● Stated goal: Write out the whole listing again, exactly.

● Data rows:
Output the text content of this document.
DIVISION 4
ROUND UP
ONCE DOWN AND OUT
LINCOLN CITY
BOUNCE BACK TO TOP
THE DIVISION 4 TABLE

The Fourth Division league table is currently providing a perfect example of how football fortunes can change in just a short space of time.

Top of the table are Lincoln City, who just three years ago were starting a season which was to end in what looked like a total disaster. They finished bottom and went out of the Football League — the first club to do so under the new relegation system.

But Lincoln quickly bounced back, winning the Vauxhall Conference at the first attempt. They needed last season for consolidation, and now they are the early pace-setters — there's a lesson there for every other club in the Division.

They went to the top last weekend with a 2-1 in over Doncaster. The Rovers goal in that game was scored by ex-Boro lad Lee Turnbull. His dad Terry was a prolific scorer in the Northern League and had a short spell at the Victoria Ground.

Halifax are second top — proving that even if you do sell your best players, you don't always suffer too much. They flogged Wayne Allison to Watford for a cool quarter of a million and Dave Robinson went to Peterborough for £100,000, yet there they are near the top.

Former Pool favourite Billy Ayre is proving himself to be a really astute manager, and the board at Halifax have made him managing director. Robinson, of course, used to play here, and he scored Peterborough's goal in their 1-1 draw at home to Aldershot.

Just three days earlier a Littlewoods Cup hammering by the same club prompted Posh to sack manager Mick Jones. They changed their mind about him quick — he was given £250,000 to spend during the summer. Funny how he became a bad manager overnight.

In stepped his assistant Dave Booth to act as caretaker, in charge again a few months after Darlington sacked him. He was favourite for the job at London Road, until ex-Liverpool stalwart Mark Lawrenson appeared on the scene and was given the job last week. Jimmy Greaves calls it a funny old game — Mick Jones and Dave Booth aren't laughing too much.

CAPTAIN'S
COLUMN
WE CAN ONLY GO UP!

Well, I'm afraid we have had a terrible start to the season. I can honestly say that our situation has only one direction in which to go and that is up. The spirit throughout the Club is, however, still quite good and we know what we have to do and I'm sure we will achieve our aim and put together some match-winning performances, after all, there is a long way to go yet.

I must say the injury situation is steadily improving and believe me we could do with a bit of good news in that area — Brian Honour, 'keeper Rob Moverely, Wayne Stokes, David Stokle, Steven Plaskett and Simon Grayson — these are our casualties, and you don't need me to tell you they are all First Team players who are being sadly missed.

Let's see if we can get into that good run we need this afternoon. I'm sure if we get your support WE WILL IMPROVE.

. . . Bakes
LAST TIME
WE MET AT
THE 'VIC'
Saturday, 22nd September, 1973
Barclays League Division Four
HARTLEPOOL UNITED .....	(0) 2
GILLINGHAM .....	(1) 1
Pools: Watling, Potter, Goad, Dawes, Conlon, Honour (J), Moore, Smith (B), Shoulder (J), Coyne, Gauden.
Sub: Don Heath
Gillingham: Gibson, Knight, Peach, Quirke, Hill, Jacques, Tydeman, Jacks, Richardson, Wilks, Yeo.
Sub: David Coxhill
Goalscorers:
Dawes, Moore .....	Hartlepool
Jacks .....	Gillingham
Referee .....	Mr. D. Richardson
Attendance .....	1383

● Exercise result:
Output the text content of this document.
DIVISION 4
ROUND UP
ONCE DOWN AND OUT
LINCOLN CITY
BOUNCE BACK TO TOP
THE DIVISION 4 TABLE

The Fourth Division league table is currently providing a perfect example of how football fortunes can change in just a short space of time.

Top of the table are Lincoln City, who just three years ago were starting a season which was to end in what looked like a total disaster. They finished bottom and went out of the Football League — the first club to do so under the new relegation system.

But Lincoln quickly bounced back, winning the Vauxhall Conference at the first attempt. They needed last season for consolidation, and now they are the early pace-setters — there's a lesson there for every other club in the Division.

They went to the top last weekend with a 2-1 in over Doncaster. The Rovers goal in that game was scored by ex-Boro lad Lee Turnbull. His dad Terry was a prolific scorer in the Northern League and had a short spell at the Victoria Ground.

Halifax are second top — proving that even if you do sell your best players, you don't always suffer too much. They flogged Wayne Allison to Watford for a cool quarter of a million and Dave Robinson went to Peterborough for £100,000, yet there they are near the top.

Former Pool favourite Billy Ayre is proving himself to be a really astute manager, and the board at Halifax have made him managing director. Robinson, of course, used to play here, and he scored Peterborough's goal in their 1-1 draw at home to Aldershot.

Just three days earlier a Littlewoods Cup hammering by the same club prompted Posh to sack manager Mick Jones. They changed their mind about him quick — he was given £250,000 to spend during the summer. Funny how he became a bad manager overnight.

In stepped his assistant Dave Booth to act as caretaker, in charge again a few months after Darlington sacked him. He was favourite for the job at London Road, until ex-Liverpool stalwart Mark Lawrenson appeared on the scene and was given the job last week. Jimmy Greaves calls it a funny old game — Mick Jones and Dave Booth aren't laughing too much.

CAPTAIN'S
COLUMN
WE CAN ONLY GO UP!

Well, I'm afraid we have had a terrible start to the season. I can honestly say that our situation has only one direction in which to go and that is up. The spirit throughout the Club is, however, still quite good and we know what we have to do and I'm sure we will achieve our aim and put together some match-winning performances, after all, there is a long way to go yet.

I must say the injury situation is steadily improving and believe me we could do with a bit of good news in that area — Brian Honour, 'keeper Rob Moverely, Wayne Stokes, David Stokle, Steven Plaskett and Simon Grayson — these are our casualties, and you don't need me to tell you they are all First Team players who are being sadly missed.

Let's see if we can get into that good run we need this afternoon. I'm sure if we get your support WE WILL IMPROVE.

. . . Bakes
LAST TIME
WE MET AT
THE 'VIC'
Saturday, 22nd September, 1973
Barclays League Division Four
HARTLEPOOL UNITED .....	(0) 2
GILLINGHAM .....	(1) 1
Pools: Watling, Potter, Goad, Dawes, Conlon, Honour (J), Moore, Smith (B), Shoulder (J), Coyne, Gauden.
Sub: Don Heath
Gillingham: Gibson, Knight, Peach, Quirke, Hill, Jacques, Tydeman, Jacks, Richardson, Wilks, Yeo.
Sub: David Coxhill
Goalscorers:
Dawes, Moore .....	Hartlepool
Jacks .....	Gillingham
Referee .....	Mr. D. Richardson
Attendance .....	1383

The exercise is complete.